Annotated element entries:
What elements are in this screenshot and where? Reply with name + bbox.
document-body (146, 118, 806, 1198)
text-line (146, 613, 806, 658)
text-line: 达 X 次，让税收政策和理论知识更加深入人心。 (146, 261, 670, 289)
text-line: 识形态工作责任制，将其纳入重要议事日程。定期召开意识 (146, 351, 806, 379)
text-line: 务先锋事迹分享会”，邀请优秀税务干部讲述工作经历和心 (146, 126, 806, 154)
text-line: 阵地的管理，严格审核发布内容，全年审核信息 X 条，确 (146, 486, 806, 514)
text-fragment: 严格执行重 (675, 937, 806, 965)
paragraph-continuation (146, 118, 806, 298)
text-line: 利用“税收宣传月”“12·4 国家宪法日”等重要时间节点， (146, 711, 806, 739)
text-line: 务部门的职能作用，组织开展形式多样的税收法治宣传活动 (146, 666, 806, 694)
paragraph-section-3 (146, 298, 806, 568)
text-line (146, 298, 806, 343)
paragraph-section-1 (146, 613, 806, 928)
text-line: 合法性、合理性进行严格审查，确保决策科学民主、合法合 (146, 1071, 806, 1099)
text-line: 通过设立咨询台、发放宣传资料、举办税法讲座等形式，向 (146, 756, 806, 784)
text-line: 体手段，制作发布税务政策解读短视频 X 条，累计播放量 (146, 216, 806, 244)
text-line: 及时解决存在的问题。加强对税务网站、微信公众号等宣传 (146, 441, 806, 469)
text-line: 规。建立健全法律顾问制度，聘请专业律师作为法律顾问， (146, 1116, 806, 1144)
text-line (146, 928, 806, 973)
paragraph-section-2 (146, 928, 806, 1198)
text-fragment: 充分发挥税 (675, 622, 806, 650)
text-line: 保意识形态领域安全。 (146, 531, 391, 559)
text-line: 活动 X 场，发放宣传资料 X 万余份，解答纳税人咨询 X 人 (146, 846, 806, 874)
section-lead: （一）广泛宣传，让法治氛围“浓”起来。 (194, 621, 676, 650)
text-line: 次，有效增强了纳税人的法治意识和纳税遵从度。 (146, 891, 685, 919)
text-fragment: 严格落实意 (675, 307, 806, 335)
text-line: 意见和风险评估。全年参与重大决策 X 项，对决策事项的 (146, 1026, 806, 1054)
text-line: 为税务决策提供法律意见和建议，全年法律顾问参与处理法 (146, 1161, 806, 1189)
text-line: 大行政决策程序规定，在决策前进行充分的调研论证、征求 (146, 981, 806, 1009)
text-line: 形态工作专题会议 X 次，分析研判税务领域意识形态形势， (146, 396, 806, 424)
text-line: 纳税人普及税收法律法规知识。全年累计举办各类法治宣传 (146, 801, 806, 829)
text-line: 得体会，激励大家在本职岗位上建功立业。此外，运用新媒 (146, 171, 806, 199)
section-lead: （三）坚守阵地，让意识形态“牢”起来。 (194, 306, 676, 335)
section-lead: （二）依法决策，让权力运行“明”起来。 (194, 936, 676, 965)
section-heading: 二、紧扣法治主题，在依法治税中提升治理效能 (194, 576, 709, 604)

Instructions to follow:
Update the rows above by swapping each "section-lead" for "section-intro", keeping everything else the same.

Solution to this problem:
What elements are in this screenshot and where? Reply with name + bbox.
document-body (146, 118, 806, 1198)
text-line (146, 613, 806, 658)
text-line: 达 X 次，让税收政策和理论知识更加深入人心。 (146, 261, 670, 289)
text-line: 识形态工作责任制，将其纳入重要议事日程。定期召开意识 (146, 351, 806, 379)
text-line: 务先锋事迹分享会”，邀请优秀税务干部讲述工作经历和心 (146, 126, 806, 154)
text-line: 阵地的管理，严格审核发布内容，全年审核信息 X 条，确 (146, 486, 806, 514)
text-fragment: 严格执行重 (675, 937, 806, 965)
paragraph-continuation (146, 118, 806, 298)
text-line: 利用“税收宣传月”“12·4 国家宪法日”等重要时间节点， (146, 711, 806, 739)
text-line: 务部门的职能作用，组织开展形式多样的税收法治宣传活动 (146, 666, 806, 694)
paragraph-section-3 (146, 298, 806, 568)
text-line (146, 298, 806, 343)
paragraph-section-1 (146, 613, 806, 928)
text-line: 合法性、合理性进行严格审查，确保决策科学民主、合法合 (146, 1071, 806, 1099)
text-line: 通过设立咨询台、发放宣传资料、举办税法讲座等形式，向 (146, 756, 806, 784)
text-line: 体手段，制作发布税务政策解读短视频 X 条，累计播放量 (146, 216, 806, 244)
text-line: 及时解决存在的问题。加强对税务网站、微信公众号等宣传 (146, 441, 806, 469)
text-line: 规。建立健全法律顾问制度，聘请专业律师作为法律顾问， (146, 1116, 806, 1144)
text-line (146, 928, 806, 973)
paragraph-section-2 (146, 928, 806, 1198)
text-fragment: 充分发挥税 (675, 622, 806, 650)
text-line: 保意识形态领域安全。 (146, 531, 391, 559)
text-line: 活动 X 场，发放宣传资料 X 万余份，解答纳税人咨询 X 人 (146, 846, 806, 874)
section-intro: （一）广泛宣传，让法治氛围“浓”起来。 (194, 621, 676, 650)
text-line: 次，有效增强了纳税人的法治意识和纳税遵从度。 (146, 891, 685, 919)
text-fragment: 严格落实意 (675, 307, 806, 335)
text-line: 意见和风险评估。全年参与重大决策 X 项，对决策事项的 (146, 1026, 806, 1054)
text-line: 为税务决策提供法律意见和建议，全年法律顾问参与处理法 (146, 1161, 806, 1189)
text-line: 大行政决策程序规定，在决策前进行充分的调研论证、征求 (146, 981, 806, 1009)
text-line: 形态工作专题会议 X 次，分析研判税务领域意识形态形势， (146, 396, 806, 424)
text-line: 纳税人普及税收法律法规知识。全年累计举办各类法治宣传 (146, 801, 806, 829)
text-line: 得体会，激励大家在本职岗位上建功立业。此外，运用新媒 (146, 171, 806, 199)
section-intro: （三）坚守阵地，让意识形态“牢”起来。 (194, 306, 676, 335)
section-intro: （二）依法决策，让权力运行“明”起来。 (194, 936, 676, 965)
section-heading: 二、紧扣法治主题，在依法治税中提升治理效能 (194, 576, 709, 604)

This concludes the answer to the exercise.